## The task
Present the data once more in exactly its original form.

## Material for the task
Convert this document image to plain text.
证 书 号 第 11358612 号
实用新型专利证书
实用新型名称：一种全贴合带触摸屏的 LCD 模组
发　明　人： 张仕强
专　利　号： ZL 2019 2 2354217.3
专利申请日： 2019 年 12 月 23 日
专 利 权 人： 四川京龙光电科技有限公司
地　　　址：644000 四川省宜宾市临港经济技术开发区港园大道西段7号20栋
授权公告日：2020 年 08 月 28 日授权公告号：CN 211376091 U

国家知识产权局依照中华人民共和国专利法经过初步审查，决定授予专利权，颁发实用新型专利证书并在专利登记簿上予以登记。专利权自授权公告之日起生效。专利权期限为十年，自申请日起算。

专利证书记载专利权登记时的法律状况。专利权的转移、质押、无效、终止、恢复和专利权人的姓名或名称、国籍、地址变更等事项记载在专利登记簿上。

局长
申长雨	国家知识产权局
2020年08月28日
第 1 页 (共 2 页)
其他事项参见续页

## Complete response
Convert this document image to plain text.
证 书 号 第 11358612 号
实用新型专利证书
实用新型名称：一种全贴合带触摸屏的 LCD 模组
发　明　人： 张仕强
专　利　号： ZL 2019 2 2354217.3
专利申请日： 2019 年 12 月 23 日
专 利 权 人： 四川京龙光电科技有限公司
地　　　址：644000 四川省宜宾市临港经济技术开发区港园大道西段7号20栋
授权公告日：2020 年 08 月 28 日授权公告号：CN 211376091 U

国家知识产权局依照中华人民共和国专利法经过初步审查，决定授予专利权，颁发实用新型专利证书并在专利登记簿上予以登记。专利权自授权公告之日起生效。专利权期限为十年，自申请日起算。

专利证书记载专利权登记时的法律状况。专利权的转移、质押、无效、终止、恢复和专利权人的姓名或名称、国籍、地址变更等事项记载在专利登记簿上。

局长
申长雨	国家知识产权局
2020年08月28日
第 1 页 (共 2 页)
其他事项参见续页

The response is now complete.